Extracted records
----
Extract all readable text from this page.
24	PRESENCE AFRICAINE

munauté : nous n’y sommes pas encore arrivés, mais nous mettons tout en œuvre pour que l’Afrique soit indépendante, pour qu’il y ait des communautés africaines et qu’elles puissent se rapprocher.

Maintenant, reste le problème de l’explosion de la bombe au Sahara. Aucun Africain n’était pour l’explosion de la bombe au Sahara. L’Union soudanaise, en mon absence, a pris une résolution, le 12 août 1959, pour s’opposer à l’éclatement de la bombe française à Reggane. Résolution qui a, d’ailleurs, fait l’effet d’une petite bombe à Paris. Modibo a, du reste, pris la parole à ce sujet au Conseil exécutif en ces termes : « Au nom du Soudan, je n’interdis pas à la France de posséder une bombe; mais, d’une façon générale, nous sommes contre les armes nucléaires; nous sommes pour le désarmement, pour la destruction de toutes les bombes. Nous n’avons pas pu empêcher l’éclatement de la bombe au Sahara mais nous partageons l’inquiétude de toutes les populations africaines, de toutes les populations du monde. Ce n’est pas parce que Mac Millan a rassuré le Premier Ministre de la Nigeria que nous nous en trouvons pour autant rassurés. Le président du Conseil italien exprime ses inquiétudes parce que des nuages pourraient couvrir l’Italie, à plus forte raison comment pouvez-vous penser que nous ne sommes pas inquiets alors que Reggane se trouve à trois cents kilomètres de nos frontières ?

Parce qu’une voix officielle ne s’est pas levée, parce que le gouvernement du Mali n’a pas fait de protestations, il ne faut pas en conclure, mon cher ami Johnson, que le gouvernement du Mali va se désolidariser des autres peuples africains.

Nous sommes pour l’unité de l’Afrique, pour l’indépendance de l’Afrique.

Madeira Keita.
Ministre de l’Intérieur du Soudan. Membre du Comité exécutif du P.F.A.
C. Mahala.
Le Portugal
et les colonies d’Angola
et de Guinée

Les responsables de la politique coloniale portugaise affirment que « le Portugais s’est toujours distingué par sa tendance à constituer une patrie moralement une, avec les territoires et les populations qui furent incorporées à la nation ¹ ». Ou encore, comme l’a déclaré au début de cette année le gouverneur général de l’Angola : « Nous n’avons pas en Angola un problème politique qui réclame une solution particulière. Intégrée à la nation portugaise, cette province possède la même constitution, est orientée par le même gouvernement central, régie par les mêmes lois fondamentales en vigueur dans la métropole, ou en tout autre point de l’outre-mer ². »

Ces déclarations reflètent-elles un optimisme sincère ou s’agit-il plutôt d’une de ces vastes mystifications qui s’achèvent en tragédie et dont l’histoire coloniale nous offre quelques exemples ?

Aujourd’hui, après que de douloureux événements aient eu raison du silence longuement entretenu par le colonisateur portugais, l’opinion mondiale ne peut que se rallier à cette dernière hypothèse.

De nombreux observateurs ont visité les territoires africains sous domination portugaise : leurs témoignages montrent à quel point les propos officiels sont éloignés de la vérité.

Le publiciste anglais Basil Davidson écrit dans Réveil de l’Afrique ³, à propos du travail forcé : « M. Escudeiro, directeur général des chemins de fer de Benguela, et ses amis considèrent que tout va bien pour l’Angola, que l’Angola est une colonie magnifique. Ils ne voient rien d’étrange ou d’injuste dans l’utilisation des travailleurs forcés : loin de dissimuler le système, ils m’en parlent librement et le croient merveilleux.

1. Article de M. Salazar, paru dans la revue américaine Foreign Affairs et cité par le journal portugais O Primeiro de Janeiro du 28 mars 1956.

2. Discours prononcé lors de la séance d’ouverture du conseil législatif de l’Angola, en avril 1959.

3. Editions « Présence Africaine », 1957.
----
Task objective: Within the listing, how many lines hold the word "elles"? Only the number is to be given.

The completed task: 2